TEXTO PROPORCIONADO:
◆ ◆ ◆ ◆ ◆ ◆ ◆
En la meca del Cine, el distrito de Hollywood en Los Ángeles, se vienen dando unos premios desde 1929. Son los Oscar, concedidos por la Academia de las Artes y Ciencias Cinematográficas, organización fundada con el propósito de evaluar la calidad cultural y técnica en la realización de películas.

A la ostentosa ceremonia, celebrada en el Teatro Kodak, llegan las estrellas refulgentes de la pantalla. Después de descender de sus limusinas, desfilan por la alfombra roja, ante los vítores de los fans. Mientras tanto, la prensa inmortaliza, con sus flashes, a los galanes de moda, que posan con sus fracs, y a las efébicas actrices, sonriendo forzadamente, girándose para mostrar su espalda, mirando seductoramente y volviéndose a girar, para quedar estáticas, con un brazo en la cintura, una pierna adelantada y embutidas en vestidos de noche confeccionados para ellas por los más prestigiosos diseñadores.

Los Oscar

Los Oscar reciben su apodo por el comentario de una bibliotecaria de la Academia, que comparó la antropomorfa figura del premio, por su parecido, a un tío suyo de ese nombre.

Entre las primeras películas que recibieron un Oscar estaba la bellísima Amanecer, de Murnau. Desde entonces, se han ido concediendo, anualmente, añadiendo progresivamente más categorías, para cubrir a todos los implicados en el proceso cinematográfico. Por ejemplo, según cuenta la leyenda, el Premio a la mejor película extranjera se concibió, ex profeso, en 1951, para gratificar los méritos de la magnífica Rashomon.

Podemos creer que, anteriormente, estos premios podían ser el resultado de las honestas votaciones de una serie de expertos críticos, que conocían bien el medio.

De hecho, habla por sí solo el hecho de que las películas premiadas hace décadas sean clásicos que se siguen consumiendo, lo que refuerza la validez del criterio elegido.

Sin embargo, cuando se trata de películas recientes, la cosa cambia… Entran en juego otros factores, como pueda ser fomentar a nuevos actores, cuyas carreras despuntan, consolidar a los antiguos o recompensar el éxito en taquilla.

Es bien sabido que, en esta sociedad, se premia la popularidad, no el talento. Y cualquiera que sea el galardón, y cualquiera que sea el campo al que vaya dirigido, se concierta en connivencia, en este caso con las productoras, para promocionar a la entidad galardonadora.

¿Por qué?

Para atraer las miradas del mundo hacia las galas que conceden estos premios.

Los Oscar deben ser tanto o más importantes que las propias películas. Gracias a sus ceremonias, y a la minuciosa puesta en escena, los ídolos de la pantalla se dan a conocer, despliegan todo su glamur y obtienen contratos astronómicos con marcas publicitarias, que son, no nos engañemos, las que deciden qué estrellas están o no de moda y, por tanto, cuáles seguirán en el negocio.
◆ ◆ ◆ ◆ ◆ ◆ ◆
MATERIAL PROPORCIONADO:
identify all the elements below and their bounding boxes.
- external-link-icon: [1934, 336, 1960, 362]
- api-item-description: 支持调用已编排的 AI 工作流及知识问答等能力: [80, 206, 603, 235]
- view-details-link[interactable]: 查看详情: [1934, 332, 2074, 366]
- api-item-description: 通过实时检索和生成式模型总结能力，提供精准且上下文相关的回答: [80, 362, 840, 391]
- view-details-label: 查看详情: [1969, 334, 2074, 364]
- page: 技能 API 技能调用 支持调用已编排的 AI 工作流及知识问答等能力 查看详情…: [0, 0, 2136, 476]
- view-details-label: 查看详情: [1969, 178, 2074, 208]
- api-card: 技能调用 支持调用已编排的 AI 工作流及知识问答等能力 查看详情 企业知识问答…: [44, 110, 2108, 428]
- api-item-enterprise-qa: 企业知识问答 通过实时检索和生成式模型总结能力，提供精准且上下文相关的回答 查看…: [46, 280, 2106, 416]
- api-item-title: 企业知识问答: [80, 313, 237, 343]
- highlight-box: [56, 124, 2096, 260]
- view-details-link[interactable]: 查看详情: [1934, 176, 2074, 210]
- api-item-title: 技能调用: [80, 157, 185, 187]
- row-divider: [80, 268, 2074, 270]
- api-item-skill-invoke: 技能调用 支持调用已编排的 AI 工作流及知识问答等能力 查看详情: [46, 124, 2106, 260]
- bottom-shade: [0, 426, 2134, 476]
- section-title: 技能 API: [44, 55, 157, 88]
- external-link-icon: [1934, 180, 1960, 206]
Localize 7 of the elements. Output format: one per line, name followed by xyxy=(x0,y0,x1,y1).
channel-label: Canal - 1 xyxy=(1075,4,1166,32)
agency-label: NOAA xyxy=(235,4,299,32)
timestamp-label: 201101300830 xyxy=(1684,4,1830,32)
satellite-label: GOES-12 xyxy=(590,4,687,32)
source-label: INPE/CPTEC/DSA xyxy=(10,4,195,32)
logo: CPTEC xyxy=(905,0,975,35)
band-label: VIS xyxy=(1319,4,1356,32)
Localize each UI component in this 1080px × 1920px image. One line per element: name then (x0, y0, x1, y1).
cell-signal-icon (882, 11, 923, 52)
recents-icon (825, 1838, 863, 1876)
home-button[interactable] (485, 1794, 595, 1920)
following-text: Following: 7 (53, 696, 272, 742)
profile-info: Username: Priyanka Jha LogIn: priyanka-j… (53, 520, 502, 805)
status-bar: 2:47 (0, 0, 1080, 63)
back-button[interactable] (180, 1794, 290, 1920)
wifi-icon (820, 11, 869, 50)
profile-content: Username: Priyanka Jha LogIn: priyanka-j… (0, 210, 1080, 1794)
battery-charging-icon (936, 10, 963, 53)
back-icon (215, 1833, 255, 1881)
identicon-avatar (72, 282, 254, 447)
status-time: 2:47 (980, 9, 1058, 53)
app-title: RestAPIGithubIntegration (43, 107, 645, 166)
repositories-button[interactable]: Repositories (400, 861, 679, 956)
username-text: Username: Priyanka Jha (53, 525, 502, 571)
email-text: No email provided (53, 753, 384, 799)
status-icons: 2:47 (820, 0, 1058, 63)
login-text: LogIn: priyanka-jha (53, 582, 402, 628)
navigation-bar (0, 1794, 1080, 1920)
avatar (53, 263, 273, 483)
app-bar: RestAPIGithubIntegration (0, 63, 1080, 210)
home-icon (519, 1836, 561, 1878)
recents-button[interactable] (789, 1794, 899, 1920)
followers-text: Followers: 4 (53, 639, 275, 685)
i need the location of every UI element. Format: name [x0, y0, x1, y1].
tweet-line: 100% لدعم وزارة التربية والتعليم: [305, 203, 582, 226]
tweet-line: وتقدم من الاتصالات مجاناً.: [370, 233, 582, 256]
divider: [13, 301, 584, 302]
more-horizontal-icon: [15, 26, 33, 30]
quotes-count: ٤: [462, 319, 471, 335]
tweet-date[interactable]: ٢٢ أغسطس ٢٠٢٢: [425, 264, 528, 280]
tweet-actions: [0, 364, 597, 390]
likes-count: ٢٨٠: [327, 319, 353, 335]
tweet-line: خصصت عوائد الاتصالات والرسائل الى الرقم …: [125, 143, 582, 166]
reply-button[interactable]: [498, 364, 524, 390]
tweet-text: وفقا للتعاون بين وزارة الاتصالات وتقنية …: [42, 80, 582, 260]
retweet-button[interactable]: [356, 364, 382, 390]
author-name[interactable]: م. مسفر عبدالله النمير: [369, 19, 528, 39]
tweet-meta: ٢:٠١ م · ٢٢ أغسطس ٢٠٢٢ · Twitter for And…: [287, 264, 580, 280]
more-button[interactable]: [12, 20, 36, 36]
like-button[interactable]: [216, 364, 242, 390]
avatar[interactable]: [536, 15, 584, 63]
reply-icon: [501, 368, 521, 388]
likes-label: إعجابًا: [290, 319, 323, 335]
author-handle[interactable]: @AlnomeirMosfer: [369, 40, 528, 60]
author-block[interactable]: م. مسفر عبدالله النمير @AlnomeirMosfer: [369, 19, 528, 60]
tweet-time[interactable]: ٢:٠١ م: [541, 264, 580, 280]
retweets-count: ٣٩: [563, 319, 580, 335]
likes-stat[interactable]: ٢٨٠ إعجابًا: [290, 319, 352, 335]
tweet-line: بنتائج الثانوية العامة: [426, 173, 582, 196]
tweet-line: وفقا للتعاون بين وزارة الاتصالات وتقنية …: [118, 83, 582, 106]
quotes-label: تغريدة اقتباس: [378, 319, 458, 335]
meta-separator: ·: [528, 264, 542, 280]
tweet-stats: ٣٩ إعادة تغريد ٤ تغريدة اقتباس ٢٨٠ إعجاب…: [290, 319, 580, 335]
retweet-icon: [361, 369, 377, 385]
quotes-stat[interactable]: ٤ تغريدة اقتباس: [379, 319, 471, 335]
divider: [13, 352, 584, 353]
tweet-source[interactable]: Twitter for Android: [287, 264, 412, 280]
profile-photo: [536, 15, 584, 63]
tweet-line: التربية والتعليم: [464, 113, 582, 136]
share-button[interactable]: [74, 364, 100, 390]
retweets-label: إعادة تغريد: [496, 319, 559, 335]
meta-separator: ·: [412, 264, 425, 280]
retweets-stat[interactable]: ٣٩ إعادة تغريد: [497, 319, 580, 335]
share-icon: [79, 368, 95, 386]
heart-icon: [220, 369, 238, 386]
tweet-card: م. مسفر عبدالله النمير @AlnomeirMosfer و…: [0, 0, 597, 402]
◆ ◆ ◆ ◆ ◆ ◆ ◆
TAREAS ESCRITAS:
A – En el texto sobre los premios Oscar, ¿de dónde procede el apodo con que se conocen estos galardones?
B – Prosigue el texto sobre los premios Oscar a partir de su última oración.

RESULTADOS POR TAREA:
A – De una bibliotecaria de la Academia, que comparó la figura del premio con un tío suyo que se llamaba Oscar.

B –
Echemos la vista atrás, a los tiempos menos mercantilistas del cine, cuando los grandes escritores escribían guiones y los directores eran gente de mundo, hecha a sí misma. Entonces podíamos admirar actores natos, con garra, aquejados de extravagancias, de manías, pero poseedores de rostros inolvidables, de anécdotas increíbles, casi librescas; en definitiva, poseían carisma, algo tan escaso en todos los que los sucedieron.

Sólo basta con mencionar algunos nombres, y pondremos en olvido a los que hoy cobran sueldos fabulosos: Audrey Hepburn, Humphrey Bogart, Marilyn Monroe, Charles Chaplin, Bette Davis, Robert Mitchum, Lana Turner…

Además, para empeorar el panorama, las únicas leyendas en activo, Tarantino, Woody Allen y Tim Burton, ya han cosechado lo mejor de sus carreras en la juventud. Así que nos queda un escenario vacío, donde faltan creadores y actores que sean algo más que una cara bonita.

También falta mucha originalidad, como lo muestra el patético museo de remakes, secuelas y precuelas. Por no hablar de la última moda en la pantalla: las películas de superhéroes. Eso sí, realizadas sin creer en sus historias.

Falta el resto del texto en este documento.